Problem description -
Review the lines that follow and copy each one that contains the word "image".

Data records

+---+

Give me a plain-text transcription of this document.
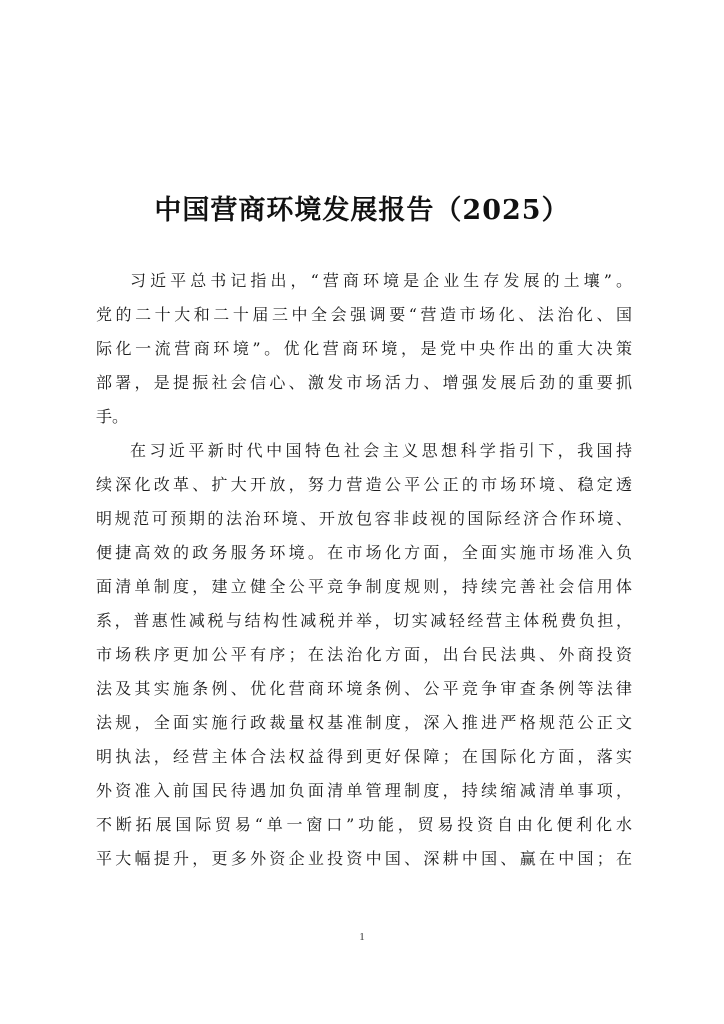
中国营商环境发展报告（2025）
习近平总书记指出，“营商环境是企业生存发展的土壤”。
党的二十大和二十届三中全会强调要“营造市场化、法治化、国
际化一流营商环境”。优化营商环境，是党中央作出的重大决策
部署，是提振社会信心、激发市场活力、增强发展后劲的重要抓
手。
在习近平新时代中国特色社会主义思想科学指引下，我国持
续深化改革、扩大开放，努力营造公平公正的市场环境、稳定透
明规范可预期的法治环境、开放包容非歧视的国际经济合作环境、
便捷高效的政务服务环境。在市场化方面，全面实施市场准入负
面清单制度，建立健全公平竞争制度规则，持续完善社会信用体
系，普惠性减税与结构性减税并举，切实减轻经营主体税费负担，
市场秩序更加公平有序；在法治化方面，出台民法典、外商投资
法及其实施条例、优化营商环境条例、公平竞争审查条例等法律
法规，全面实施行政裁量权基准制度，深入推进严格规范公正文
明执法，经营主体合法权益得到更好保障；在国际化方面，落实
外资准入前国民待遇加负面清单管理制度，持续缩减清单事项，
不断拓展国际贸易“单一窗口”功能，贸易投资自由化便利化水
平大幅提升，更多外资企业投资中国、深耕中国、赢在中国；在
1
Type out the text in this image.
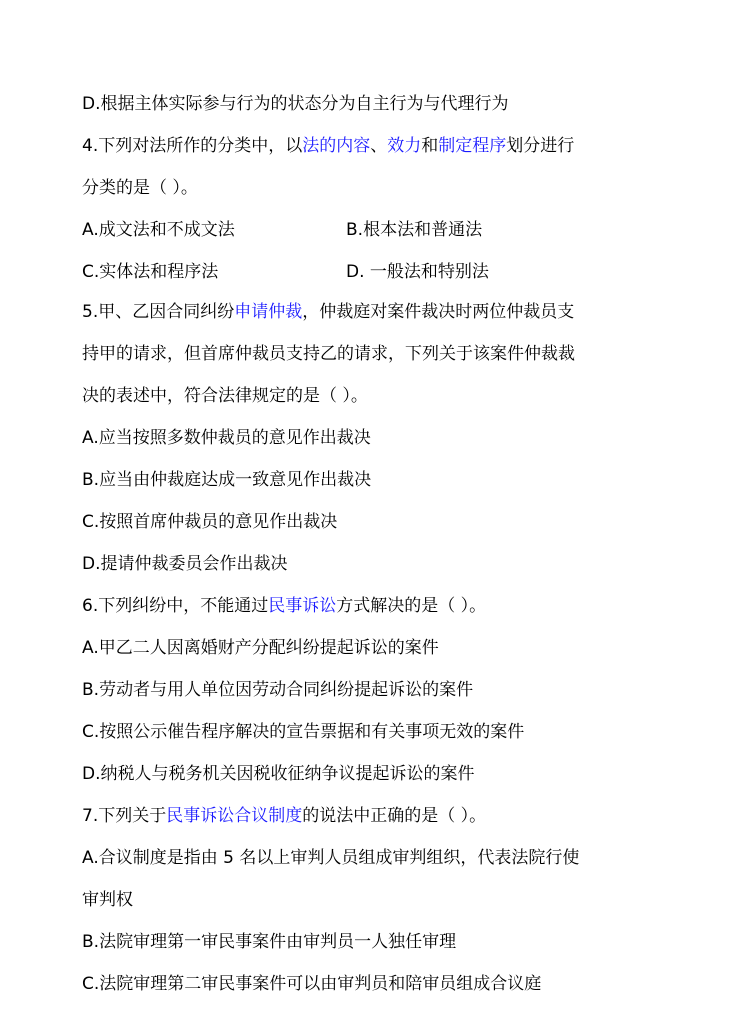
D.根据主体实际参与行为的状态分为自主行为与代理行为
4.下列对法所作的分类中，以法的内容、效力和制定程序划分进行
分类的是（ ）。
5.甲、乙因合同纠纷申请仲裁，仲裁庭对案件裁决时两位仲裁员支
持甲的请求，但首席仲裁员支持乙的请求，下列关于该案件仲裁裁
决的表述中，符合法律规定的是（ ）。
A.应当按照多数仲裁员的意见作出裁决
B.应当由仲裁庭达成一致意见作出裁决
C.按照首席仲裁员的意见作出裁决
D.提请仲裁委员会作出裁决
6.下列纠纷中，不能通过民事诉讼方式解决的是（ ）。
A.甲乙二人因离婚财产分配纠纷提起诉讼的案件
B.劳动者与用人单位因劳动合同纠纷提起诉讼的案件
C.按照公示催告程序解决的宣告票据和有关事项无效的案件
D.纳税人与税务机关因税收征纳争议提起诉讼的案件
7.下列关于民事诉讼合议制度的说法中正确的是（ ）。
A.合议制度是指由 5 名以上审判人员组成审判组织，代表法院行使
审判权
B.法院审理第一审民事案件由审判员一人独任审理
C.法院审理第二审民事案件可以由审判员和陪审员组成合议庭
A.成文法和不成文法	B.根本法和普通法
C.实体法和程序法	D. 一般法和特别法
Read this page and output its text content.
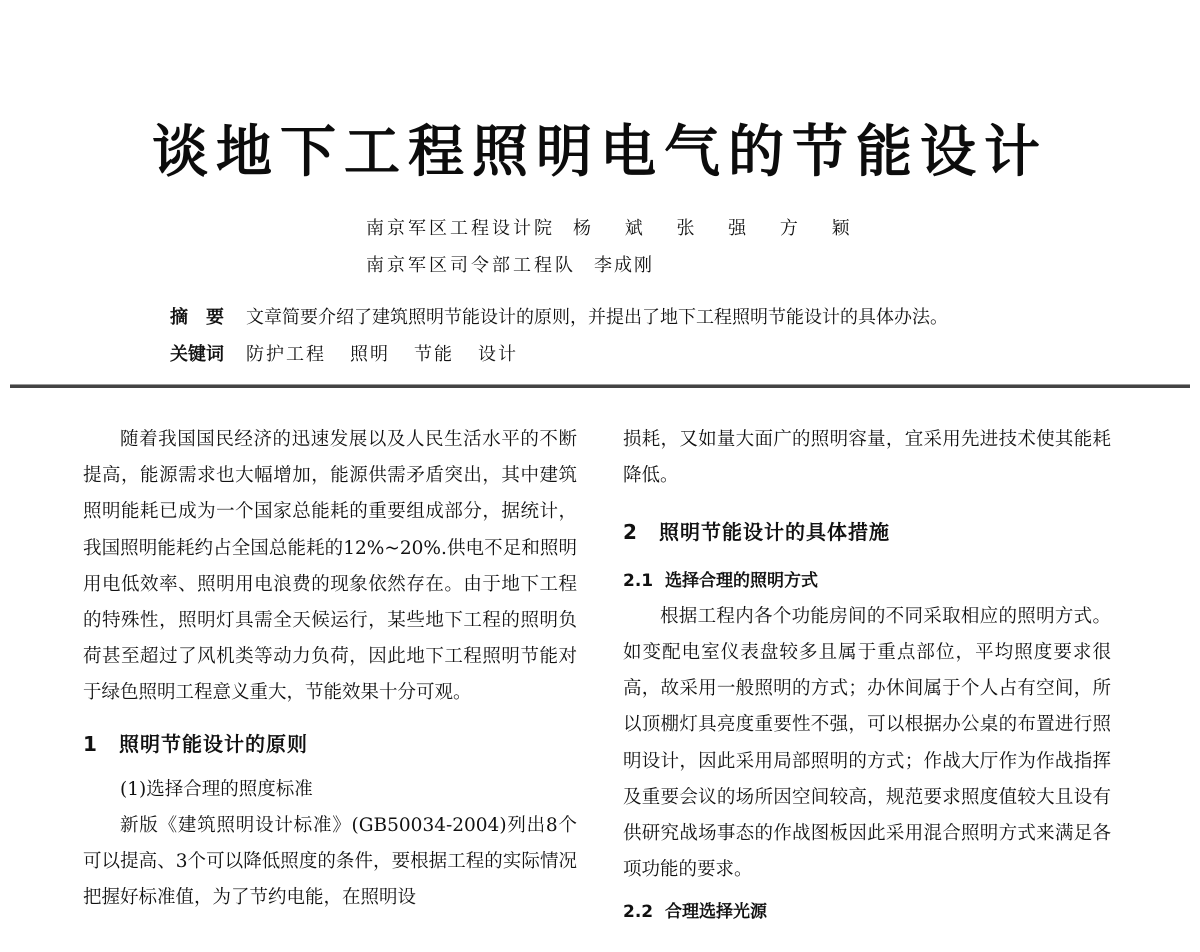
谈地下工程照明电气的节能设计
南京军区工程设计院 杨 斌 张 强 方 颖
南京军区司令部工程队 李成刚
摘　要 文章简要介绍了建筑照明节能设计的原则，并提出了地下工程照明节能设计的具体办法。
关键词 防护工程 照明 节能 设计

随着我国国民经济的迅速发展以及人民生活水平的不断提高，能源需求也大幅增加，能源供需矛盾突出，其中建筑照明能耗已成为一个国家总能耗的重要组成部分，据统计，我国照明能耗约占全国总能耗的12%~20%.供电不足和照明用电低效率、照明用电浪费的现象依然存在。由于地下工程的特殊性，照明灯具需全天候运行，某些地下工程的照明负荷甚至超过了风机类等动力负荷，因此地下工程照明节能对于绿色照明工程意义重大，节能效果十分可观。

1 照明节能设计的原则

(1)选择合理的照度标准

新版《建筑照明设计标准》(GB50034-2004)列出8个可以提高、3个可以降低照度的条件，要根据工程的实际情况把握好标准值，为了节约电能，在照明设

损耗，又如量大面广的照明容量，宜采用先进技术使其能耗降低。

2 照明节能设计的具体措施
2.1 选择合理的照明方式

根据工程内各个功能房间的不同采取相应的照明方式。如变配电室仪表盘较多且属于重点部位，平均照度要求很高，故采用一般照明的方式；办休间属于个人占有空间，所以顶棚灯具亮度重要性不强，可以根据办公桌的布置进行照明设计，因此采用局部照明的方式；作战大厅作为作战指挥及重要会议的场所因空间较高，规范要求照度值较大且设有供研究战场事态的作战图板因此采用混合照明方式来满足各项功能的要求。

2.2 合理选择光源
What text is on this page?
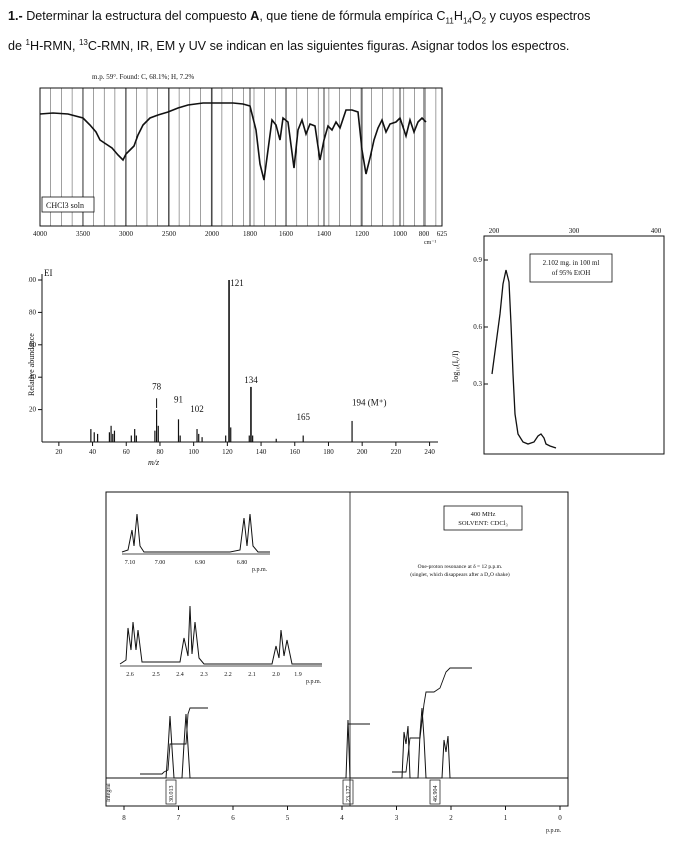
1.- Determinar la estructura del compuesto A, que tiene de fórmula empírica $C_{11}H_{14}O_2$ y cuyos espectros
de $^1$H-RMN, $^{13}$C-RMN, IR, EM y UV se indican en las siguientes figuras. Asignar todos los espectros.
m.p. 59°. Found: C, 68.1%; H, 7.2%
CHCl3 soln
4000	3500	3000	2500	2000	1800	1600	1400	1200	1000 800 625
cm⁻¹
EI
00
80
60
40
20
20	40	60	80	100	120	140	160	180	200	220	240
121
134
78
91
102
165
194 (M⁺)
Relative abundance
m/z
200	300	400
0.9
0.6
0.3
2.102 mg. in 100 ml
of 95% EtOH
log₁₀(I₀/I)
7.10	7.00	6.90	6.80
p.p.m.
2.6	2.5	2.4	2.3	2.2	2.1	2.0 1.9
p.p.m.
400 MHz
SOLVENT: CDCl₃
One-proton resonance at δ = 12 p.p.m.
(singlet, which disappears after a D₂O shake)
Integral	30.013	23.177	46.904
8	7	6	5	4	3	2	1	0
p.p.m.
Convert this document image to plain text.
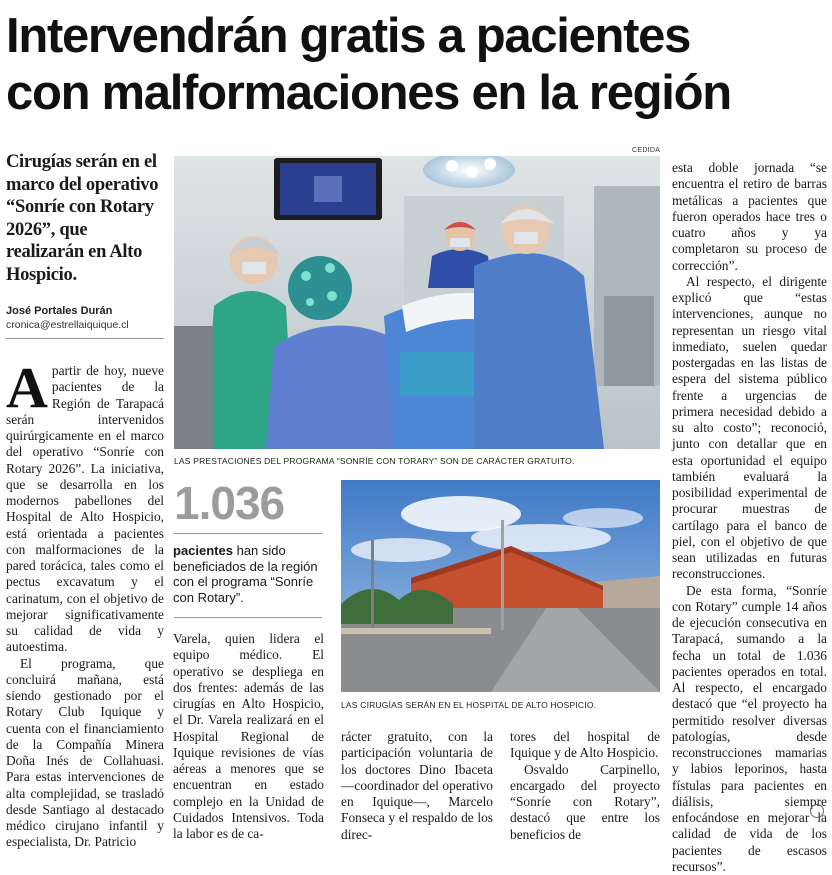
Intervendrán gratis a pacientes
con malformaciones en la región
Cirugías serán en el marco del operativo “Sonríe con Rotary 2026”, que realizarán en Alto Hospicio.
José Portales Durán
cronica@estrellaiquique.cl
CEDIDA
LAS PRESTACIONES DEL PROGRAMA “SONRÍE CON TORARY” SON DE CARÁCTER GRATUITO.
1.036
pacientes han sido beneficiados de la región con el programa “Sonríe con Rotary”.
LAS CIRUGÍAS SERÁN EN EL HOSPITAL DE ALTO HOSPICIO.

Apartir de hoy, nueve pacientes de la Región de Tarapacá serán intervenidos quirúrgicamente en el marco del operativo “Sonríe con Rotary 2026”. La iniciativa, que se desarrolla en los modernos pabellones del Hospital de Alto Hospicio, está orientada a pacientes con malformaciones de la pared torácica, tales como el pectus excavatum y el carinatum, con el objetivo de mejorar significativamente su calidad de vida y autoestima.

El programa, que concluirá mañana, está siendo gestionado por el Rotary Club Iquique y cuenta con el financiamiento de la Compañía Minera Doña Inés de Collahuasi. Para estas intervenciones de alta complejidad, se trasladó desde Santiago al destacado médico cirujano infantil y especialista, Dr. Patricio

Varela, quien lidera el equipo médico. El operativo se despliega en dos frentes: además de las cirugías en Alto Hospicio, el Dr. Varela realizará en el Hospital Regional de Iquique revisiones de vías aéreas a menores que se encuentran en estado complejo en la Unidad de Cuidados Intensivos. Toda la labor es de ca-

rácter gratuito, con la participación voluntaria de los doctores Dino Ibaceta —coordinador del operativo en Iquique—, Marcelo Fonseca y el respaldo de los direc-

tores del hospital de Iquique y de Alto Hospicio.

Osvaldo Carpinello, encargado del proyecto “Sonríe con Rotary”, destacó que entre los beneficios de

esta doble jornada “se encuentra el retiro de barras metálicas a pacientes que fueron operados hace tres o cuatro años y ya completaron su proceso de corrección”.

Al respecto, el dirigente explicó que “estas intervenciones, aunque no representan un riesgo vital inmediato, suelen quedar postergadas en las listas de espera del sistema público frente a urgencias de primera necesidad debido a su alto costo”; reconoció, junto con detallar que en esta oportunidad el equipo también evaluará la posibilidad experimental de procurar muestras de cartílago para el banco de piel, con el objetivo de que sean utilizadas en futuras reconstrucciones.

De esta forma, “Sonríe con Rotary” cumple 14 años de ejecución consecutiva en Tarapacá, sumando a la fecha un total de 1.036 pacientes operados en total. Al respecto, el encargado destacó que “el proyecto ha permitido resolver diversas patologías, desde reconstrucciones mamarias y labios leporinos, hasta fístulas para pacientes en diálisis, siempre enfocándose en mejorar la calidad de vida de los pacientes de escasos recursos”.
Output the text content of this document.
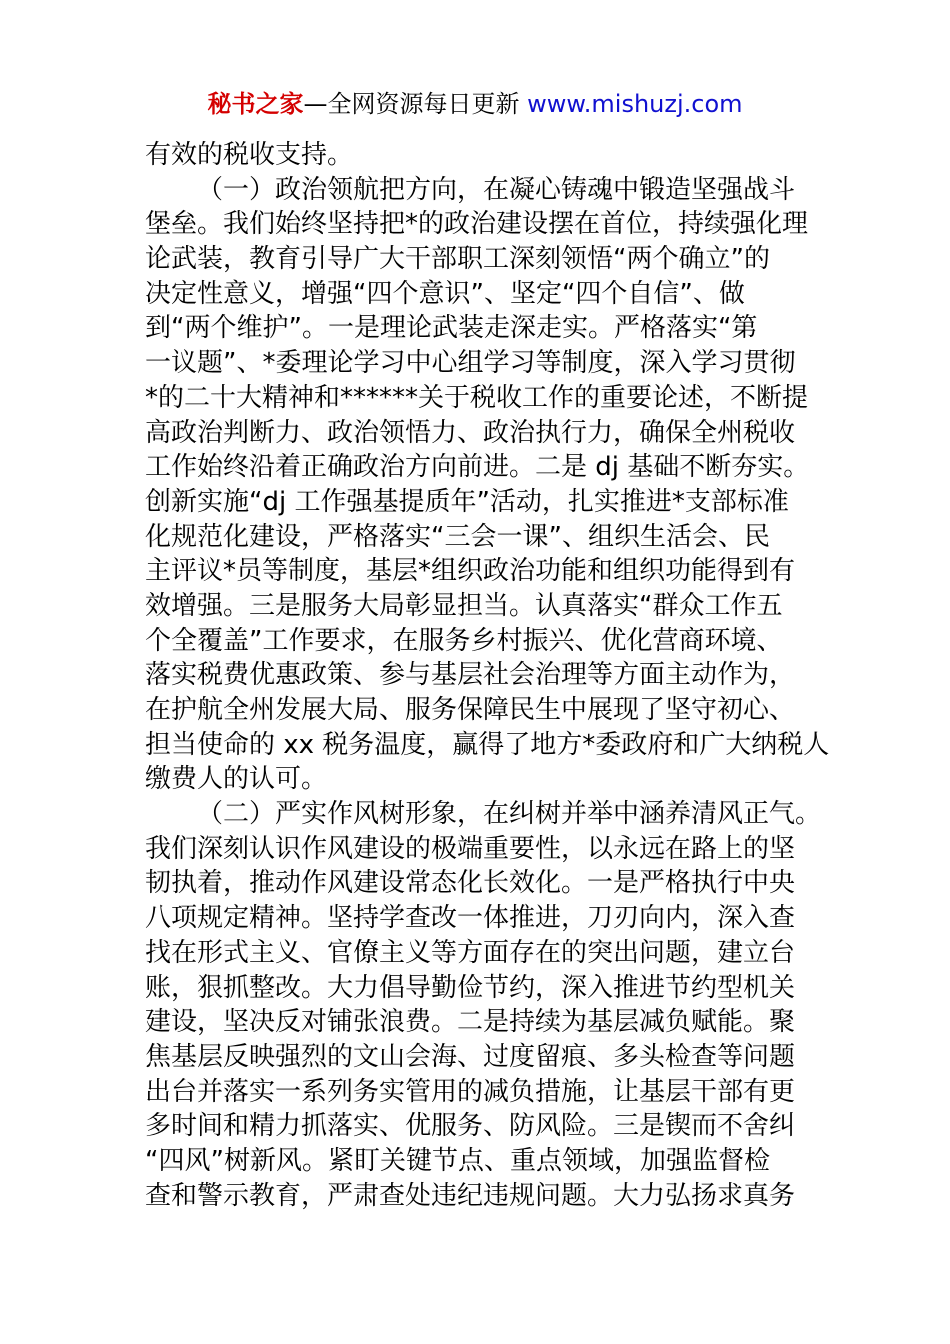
秘书之家—全网资源每日更新 www.mishuzj.com
有效的税收支持。
（一）政治领航把方向，在凝心铸魂中锻造坚强战斗
堡垒。我们始终坚持把*的政治建设摆在首位，持续强化理
论武装，教育引导广大干部职工深刻领悟“两个确立”的
决定性意义，增强“四个意识”、坚定“四个自信”、做
到“两个维护”。一是理论武装走深走实。严格落实“第
一议题”、*委理论学习中心组学习等制度，深入学习贯彻
*的二十大精神和******关于税收工作的重要论述，不断提
高政治判断力、政治领悟力、政治执行力，确保全州税收
工作始终沿着正确政治方向前进。二是 dj 基础不断夯实。
创新实施“dj 工作强基提质年”活动，扎实推进*支部标准
化规范化建设，严格落实“三会一课”、组织生活会、民
主评议*员等制度，基层*组织政治功能和组织功能得到有
效增强。三是服务大局彰显担当。认真落实“群众工作五
个全覆盖”工作要求，在服务乡村振兴、优化营商环境、
落实税费优惠政策、参与基层社会治理等方面主动作为，
在护航全州发展大局、服务保障民生中展现了坚守初心、
担当使命的 xx 税务温度，赢得了地方*委政府和广大纳税人
缴费人的认可。
（二）严实作风树形象，在纠树并举中涵养清风正气。
我们深刻认识作风建设的极端重要性，以永远在路上的坚
韧执着，推动作风建设常态化长效化。一是严格执行中央
八项规定精神。坚持学查改一体推进，刀刃向内，深入查
找在形式主义、官僚主义等方面存在的突出问题，建立台
账，狠抓整改。大力倡导勤俭节约，深入推进节约型机关
建设，坚决反对铺张浪费。二是持续为基层减负赋能。聚
焦基层反映强烈的文山会海、过度留痕、多头检查等问题
出台并落实一系列务实管用的减负措施，让基层干部有更
多时间和精力抓落实、优服务、防风险。三是锲而不舍纠
“四风”树新风。紧盯关键节点、重点领域，加强监督检
查和警示教育，严肃查处违纪违规问题。大力弘扬求真务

+---+

Completed task -
Type out the text in this image.
Convert this document image to plain text.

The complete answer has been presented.